Problem requirements
Write the records out again exactly, leaving no images in.
── Items
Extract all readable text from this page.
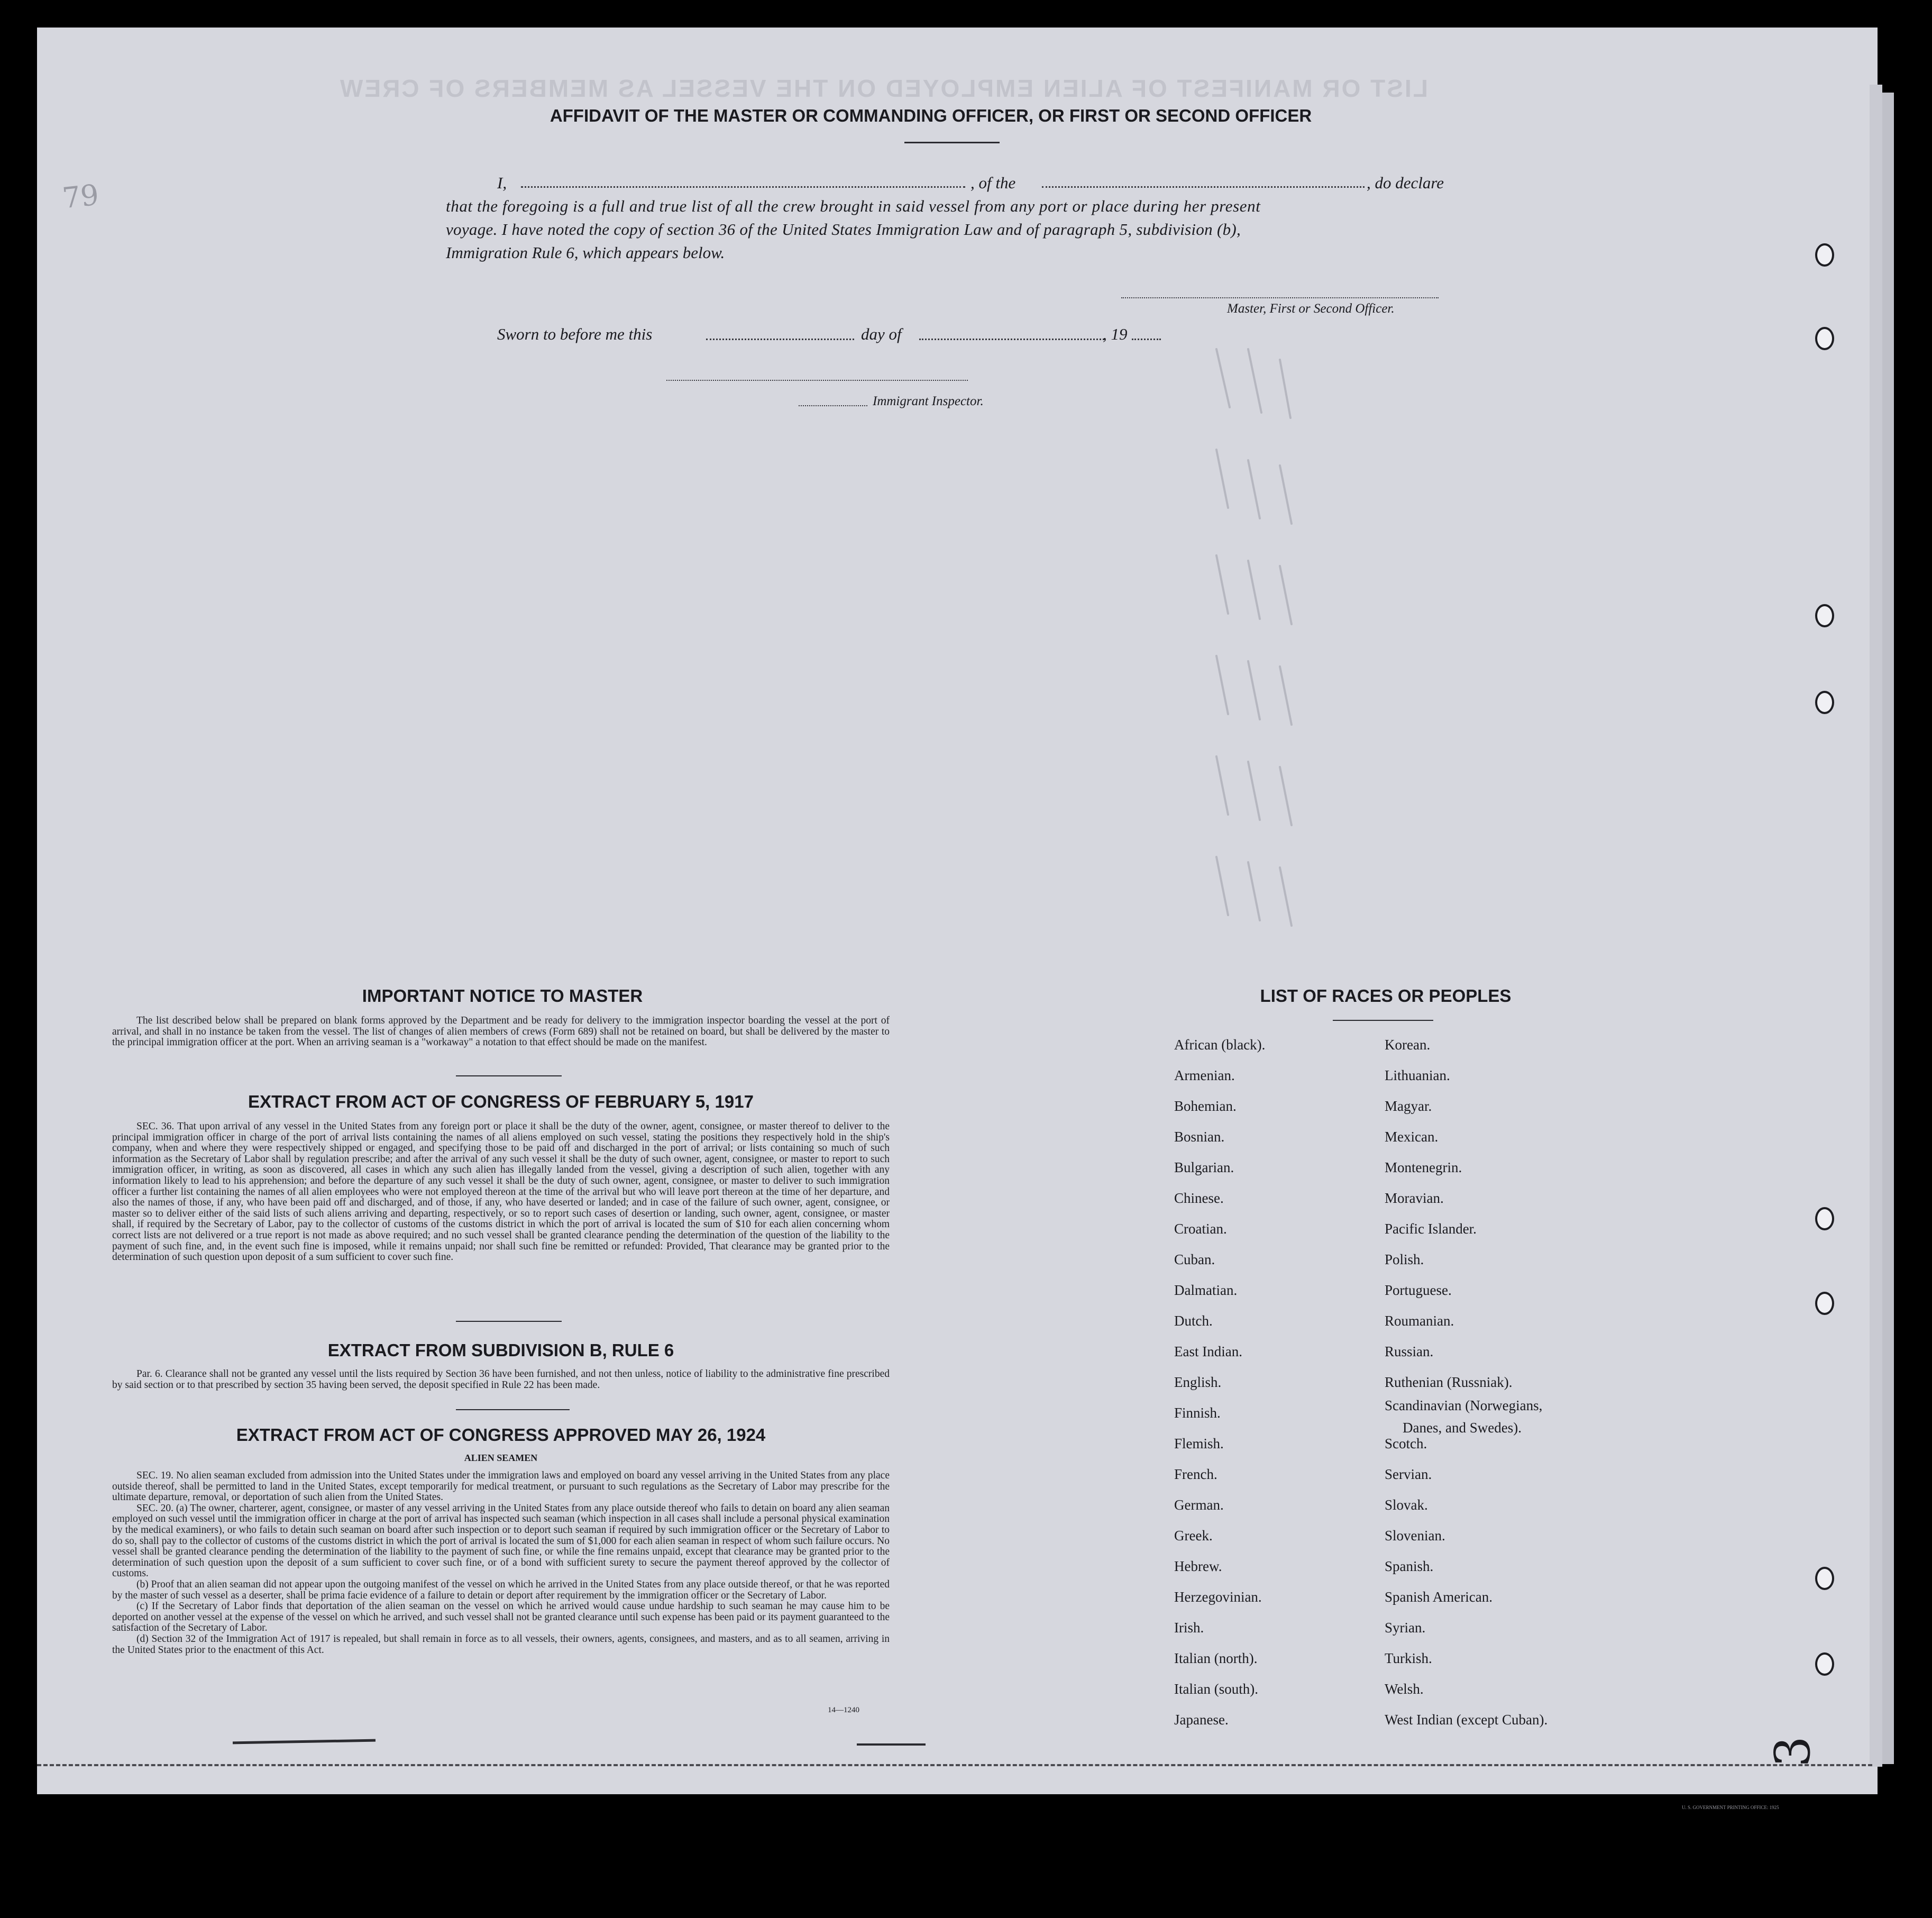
LIST OR MANIFEST OF ALIEN EMPLOYED ON THE VESSEL AS MEMBERS OF CREW
79
AFFIDAVIT OF THE MASTER OR COMMANDING OFFICER, OR FIRST OR SECOND OFFICER
I,	, of the	, do declare
that the foregoing is a full and true list of all the crew brought in said vessel from any port or place during her present
voyage. I have noted the copy of section 36 of the United States Immigration Law and of paragraph 5, subdivision (b),
Immigration Rule 6, which appears below.
Master, First or Second Officer.
Sworn to before me this	day of	, 19
Immigrant Inspector.
IMPORTANT NOTICE TO MASTER

The list described below shall be prepared on blank forms approved by the Department and be ready for delivery to the immigration inspector boarding the vessel at the port of arrival, and shall in no instance be taken from the vessel. The list of changes of alien members of crews (Form 689) shall not be retained on board, but shall be delivered by the master to the principal immigration officer at the port. When an arriving seaman is a "workaway" a notation to that effect should be made on the manifest.

EXTRACT FROM ACT OF CONGRESS OF FEBRUARY 5, 1917

SEC. 36. That upon arrival of any vessel in the United States from any foreign port or place it shall be the duty of the owner, agent, consignee, or master thereof to deliver to the principal immigration officer in charge of the port of arrival lists containing the names of all aliens employed on such vessel, stating the positions they respectively hold in the ship's company, when and where they were respectively shipped or engaged, and specifying those to be paid off and discharged in the port of arrival; or lists containing so much of such information as the Secretary of Labor shall by regulation prescribe; and after the arrival of any such vessel it shall be the duty of such owner, agent, consignee, or master to report to such immigration officer, in writing, as soon as discovered, all cases in which any such alien has illegally landed from the vessel, giving a description of such alien, together with any information likely to lead to his apprehension; and before the departure of any such vessel it shall be the duty of such owner, agent, consignee, or master to deliver to such immigration officer a further list containing the names of all alien employees who were not employed thereon at the time of the arrival but who will leave port thereon at the time of her departure, and also the names of those, if any, who have been paid off and discharged, and of those, if any, who have deserted or landed; and in case of the failure of such owner, agent, consignee, or master so to deliver either of the said lists of such aliens arriving and departing, respectively, or so to report such cases of desertion or landing, such owner, agent, consignee, or master shall, if required by the Secretary of Labor, pay to the collector of customs of the customs district in which the port of arrival is located the sum of $10 for each alien concerning whom correct lists are not delivered or a true report is not made as above required; and no such vessel shall be granted clearance pending the determination of the question of the liability to the payment of such fine, and, in the event such fine is imposed, while it remains unpaid; nor shall such fine be remitted or refunded: Provided, That clearance may be granted prior to the determination of such question upon deposit of a sum sufficient to cover such fine.

EXTRACT FROM SUBDIVISION B, RULE 6

Par. 6. Clearance shall not be granted any vessel until the lists required by Section 36 have been furnished, and not then unless, notice of liability to the administrative fine prescribed by said section or to that prescribed by section 35 having been served, the deposit specified in Rule 22 has been made.

EXTRACT FROM ACT OF CONGRESS APPROVED MAY 26, 1924
ALIEN SEAMEN

SEC. 19. No alien seaman excluded from admission into the United States under the immigration laws and employed on board any vessel arriving in the United States from any place outside thereof, shall be permitted to land in the United States, except temporarily for medical treatment, or pursuant to such regulations as the Secretary of Labor may prescribe for the ultimate departure, removal, or deportation of such alien from the United States.

SEC. 20. (a) The owner, charterer, agent, consignee, or master of any vessel arriving in the United States from any place outside thereof who fails to detain on board any alien seaman employed on such vessel until the immigration officer in charge at the port of arrival has inspected such seaman (which inspection in all cases shall include a personal physical examination by the medical examiners), or who fails to detain such seaman on board after such inspection or to deport such seaman if required by such immigration officer or the Secretary of Labor to do so, shall pay to the collector of customs of the customs district in which the port of arrival is located the sum of $1,000 for each alien seaman in respect of whom such failure occurs. No vessel shall be granted clearance pending the determination of the liability to the payment of such fine, or while the fine remains unpaid, except that clearance may be granted prior to the determination of such question upon the deposit of a sum sufficient to cover such fine, or of a bond with sufficient surety to secure the payment thereof approved by the collector of customs.

(b) Proof that an alien seaman did not appear upon the outgoing manifest of the vessel on which he arrived in the United States from any place outside thereof, or that he was reported by the master of such vessel as a deserter, shall be prima facie evidence of a failure to detain or deport after requirement by the immigration officer or the Secretary of Labor.

(c) If the Secretary of Labor finds that deportation of the alien seaman on the vessel on which he arrived would cause undue hardship to such seaman he may cause him to be deported on another vessel at the expense of the vessel on which he arrived, and such vessel shall not be granted clearance until such expense has been paid or its payment guaranteed to the satisfaction of the Secretary of Labor.

(d) Section 32 of the Immigration Act of 1917 is repealed, but shall remain in force as to all vessels, their owners, agents, consignees, and masters, and as to all seamen, arriving in the United States prior to the enactment of this Act.

14—1240
LIST OF RACES OR PEOPLES
African (black).
Armenian.
Bohemian.
Bosnian.
Bulgarian.
Chinese.
Croatian.
Cuban.
Dalmatian.
Dutch.
East Indian.
English.
Finnish.
Flemish.
French.
German.
Greek.
Hebrew.
Herzegovinian.
Irish.
Italian (north).
Italian (south).
Japanese.
Korean.
Lithuanian.
Magyar.
Mexican.
Montenegrin.
Moravian.
Pacific Islander.
Polish.
Portuguese.
Roumanian.
Russian.
Ruthenian (Russniak).
Scandinavian (Norwegians,
Danes, and Swedes).
Scotch.
Servian.
Slovak.
Slovenian.
Spanish.
Spanish American.
Syrian.
Turkish.
Welsh.
West Indian (except Cuban).
3
U. S. GOVERNMENT PRINTING OFFICE: 1925
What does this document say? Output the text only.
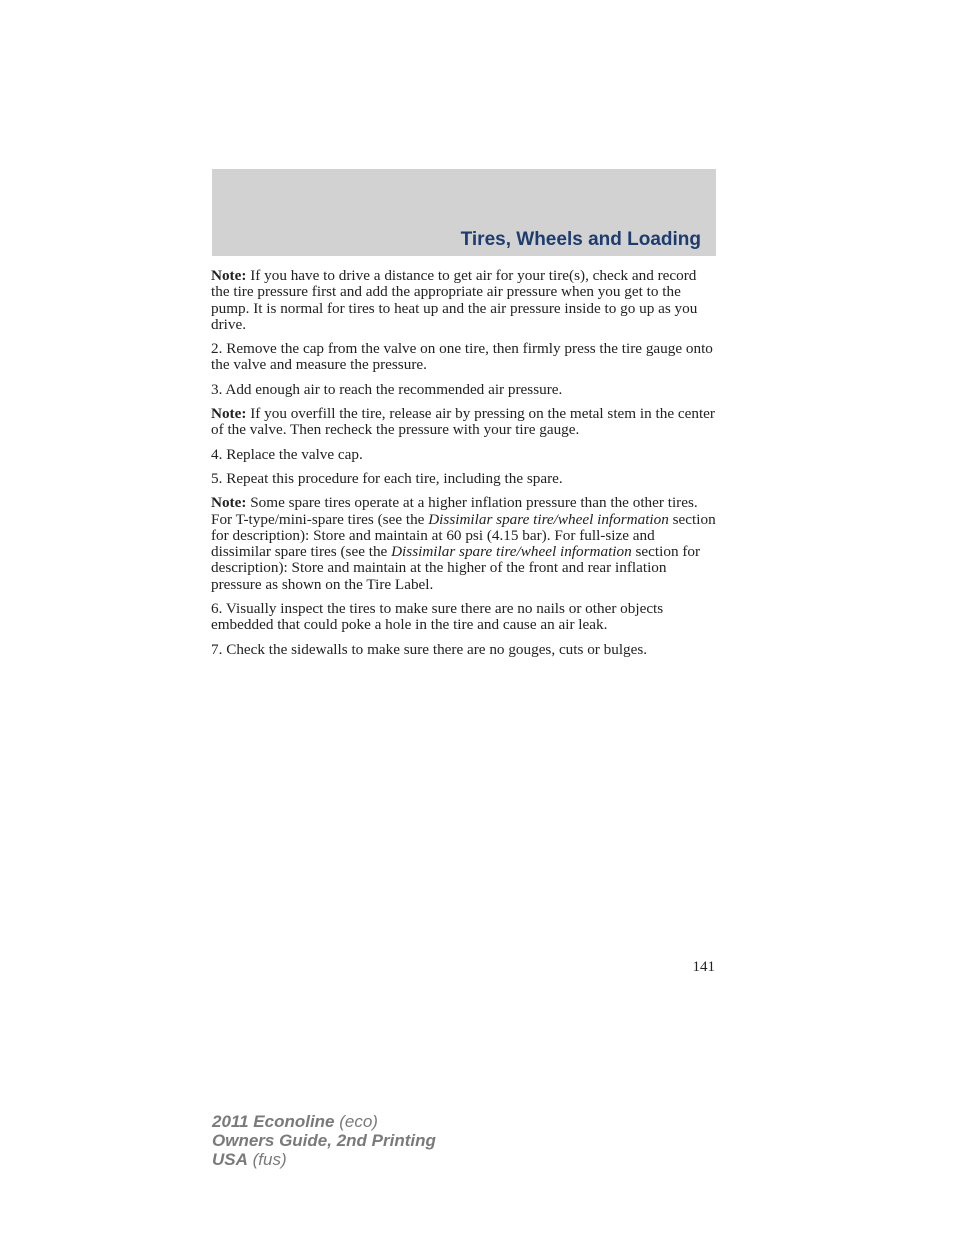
Tires, Wheels and Loading

Note: If you have to drive a distance to get air for your tire(s), check and record the tire pressure first and add the appropriate air pressure when you get to the pump. It is normal for tires to heat up and the air pressure inside to go up as you drive.

2. Remove the cap from the valve on one tire, then firmly press the tire gauge onto the valve and measure the pressure.

3. Add enough air to reach the recommended air pressure.

Note: If you overfill the tire, release air by pressing on the metal stem in the center of the valve. Then recheck the pressure with your tire gauge.

4. Replace the valve cap.

5. Repeat this procedure for each tire, including the spare.

Note: Some spare tires operate at a higher inflation pressure than the other tires. For T-type/mini-spare tires (see the Dissimilar spare tire/wheel information section for description): Store and maintain at 60 psi (4.15 bar). For full-size and dissimilar spare tires (see the Dissimilar spare tire/wheel information section for description): Store and maintain at the higher of the front and rear inflation pressure as shown on the Tire Label.

6. Visually inspect the tires to make sure there are no nails or other objects embedded that could poke a hole in the tire and cause an air leak.

7. Check the sidewalls to make sure there are no gouges, cuts or bulges.

141
2011 Econoline (eco)
Owners Guide, 2nd Printing
USA (fus)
────
Expected output
Extract all readable text from this page.
LIST OR MANIFEST OF ALIEN EMPLOYED ON THE VESSEL AS MEMBERS OF CREW
79
AFFIDAVIT OF THE MASTER OR COMMANDING OFFICER, OR FIRST OR SECOND OFFICER
I,	, of the	, do declare
that the foregoing is a full and true list of all the crew brought in said vessel from any port or place during her present
voyage. I have noted the copy of section 36 of the United States Immigration Law and of paragraph 5, subdivision (b),
Immigration Rule 6, which appears below.
Master, First or Second Officer.
Sworn to before me this	day of	, 19
Immigrant Inspector.
IMPORTANT NOTICE TO MASTER

The list described below shall be prepared on blank forms approved by the Department and be ready for delivery to the immigration inspector boarding the vessel at the port of arrival, and shall in no instance be taken from the vessel. The list of changes of alien members of crews (Form 689) shall not be retained on board, but shall be delivered by the master to the principal immigration officer at the port. When an arriving seaman is a "workaway" a notation to that effect should be made on the manifest.

EXTRACT FROM ACT OF CONGRESS OF FEBRUARY 5, 1917

SEC. 36. That upon arrival of any vessel in the United States from any foreign port or place it shall be the duty of the owner, agent, consignee, or master thereof to deliver to the principal immigration officer in charge of the port of arrival lists containing the names of all aliens employed on such vessel, stating the positions they respectively hold in the ship's company, when and where they were respectively shipped or engaged, and specifying those to be paid off and discharged in the port of arrival; or lists containing so much of such information as the Secretary of Labor shall by regulation prescribe; and after the arrival of any such vessel it shall be the duty of such owner, agent, consignee, or master to report to such immigration officer, in writing, as soon as discovered, all cases in which any such alien has illegally landed from the vessel, giving a description of such alien, together with any information likely to lead to his apprehension; and before the departure of any such vessel it shall be the duty of such owner, agent, consignee, or master to deliver to such immigration officer a further list containing the names of all alien employees who were not employed thereon at the time of the arrival but who will leave port thereon at the time of her departure, and also the names of those, if any, who have been paid off and discharged, and of those, if any, who have deserted or landed; and in case of the failure of such owner, agent, consignee, or master so to deliver either of the said lists of such aliens arriving and departing, respectively, or so to report such cases of desertion or landing, such owner, agent, consignee, or master shall, if required by the Secretary of Labor, pay to the collector of customs of the customs district in which the port of arrival is located the sum of $10 for each alien concerning whom correct lists are not delivered or a true report is not made as above required; and no such vessel shall be granted clearance pending the determination of the question of the liability to the payment of such fine, and, in the event such fine is imposed, while it remains unpaid; nor shall such fine be remitted or refunded: Provided, That clearance may be granted prior to the determination of such question upon deposit of a sum sufficient to cover such fine.

EXTRACT FROM SUBDIVISION B, RULE 6

Par. 6. Clearance shall not be granted any vessel until the lists required by Section 36 have been furnished, and not then unless, notice of liability to the administrative fine prescribed by said section or to that prescribed by section 35 having been served, the deposit specified in Rule 22 has been made.

EXTRACT FROM ACT OF CONGRESS APPROVED MAY 26, 1924
ALIEN SEAMEN

SEC. 19. No alien seaman excluded from admission into the United States under the immigration laws and employed on board any vessel arriving in the United States from any place outside thereof, shall be permitted to land in the United States, except temporarily for medical treatment, or pursuant to such regulations as the Secretary of Labor may prescribe for the ultimate departure, removal, or deportation of such alien from the United States.

SEC. 20. (a) The owner, charterer, agent, consignee, or master of any vessel arriving in the United States from any place outside thereof who fails to detain on board any alien seaman employed on such vessel until the immigration officer in charge at the port of arrival has inspected such seaman (which inspection in all cases shall include a personal physical examination by the medical examiners), or who fails to detain such seaman on board after such inspection or to deport such seaman if required by such immigration officer or the Secretary of Labor to do so, shall pay to the collector of customs of the customs district in which the port of arrival is located the sum of $1,000 for each alien seaman in respect of whom such failure occurs. No vessel shall be granted clearance pending the determination of the liability to the payment of such fine, or while the fine remains unpaid, except that clearance may be granted prior to the determination of such question upon the deposit of a sum sufficient to cover such fine, or of a bond with sufficient surety to secure the payment thereof approved by the collector of customs.

(b) Proof that an alien seaman did not appear upon the outgoing manifest of the vessel on which he arrived in the United States from any place outside thereof, or that he was reported by the master of such vessel as a deserter, shall be prima facie evidence of a failure to detain or deport after requirement by the immigration officer or the Secretary of Labor.

(c) If the Secretary of Labor finds that deportation of the alien seaman on the vessel on which he arrived would cause undue hardship to such seaman he may cause him to be deported on another vessel at the expense of the vessel on which he arrived, and such vessel shall not be granted clearance until such expense has been paid or its payment guaranteed to the satisfaction of the Secretary of Labor.

(d) Section 32 of the Immigration Act of 1917 is repealed, but shall remain in force as to all vessels, their owners, agents, consignees, and masters, and as to all seamen, arriving in the United States prior to the enactment of this Act.

14—1240
LIST OF RACES OR PEOPLES
African (black).
Armenian.
Bohemian.
Bosnian.
Bulgarian.
Chinese.
Croatian.
Cuban.
Dalmatian.
Dutch.
East Indian.
English.
Finnish.
Flemish.
French.
German.
Greek.
Hebrew.
Herzegovinian.
Irish.
Italian (north).
Italian (south).
Japanese.
Korean.
Lithuanian.
Magyar.
Mexican.
Montenegrin.
Moravian.
Pacific Islander.
Polish.
Portuguese.
Roumanian.
Russian.
Ruthenian (Russniak).
Scandinavian (Norwegians,
Danes, and Swedes).
Scotch.
Servian.
Slovak.
Slovenian.
Spanish.
Spanish American.
Syrian.
Turkish.
Welsh.
West Indian (except Cuban).
3
U. S. GOVERNMENT PRINTING OFFICE: 1925
What does this document say? Output the text only.
Tires, Wheels and Loading

Note: If you have to drive a distance to get air for your tire(s), check and record the tire pressure first and add the appropriate air pressure when you get to the pump. It is normal for tires to heat up and the air pressure inside to go up as you drive.

2. Remove the cap from the valve on one tire, then firmly press the tire gauge onto the valve and measure the pressure.

3. Add enough air to reach the recommended air pressure.

Note: If you overfill the tire, release air by pressing on the metal stem in the center of the valve. Then recheck the pressure with your tire gauge.

4. Replace the valve cap.

5. Repeat this procedure for each tire, including the spare.

Note: Some spare tires operate at a higher inflation pressure than the other tires. For T-type/mini-spare tires (see the Dissimilar spare tire/wheel information section for description): Store and maintain at 60 psi (4.15 bar). For full-size and dissimilar spare tires (see the Dissimilar spare tire/wheel information section for description): Store and maintain at the higher of the front and rear inflation pressure as shown on the Tire Label.

6. Visually inspect the tires to make sure there are no nails or other objects embedded that could poke a hole in the tire and cause an air leak.

7. Check the sidewalls to make sure there are no gouges, cuts or bulges.

141
2011 Econoline (eco)
Owners Guide, 2nd Printing
USA (fus)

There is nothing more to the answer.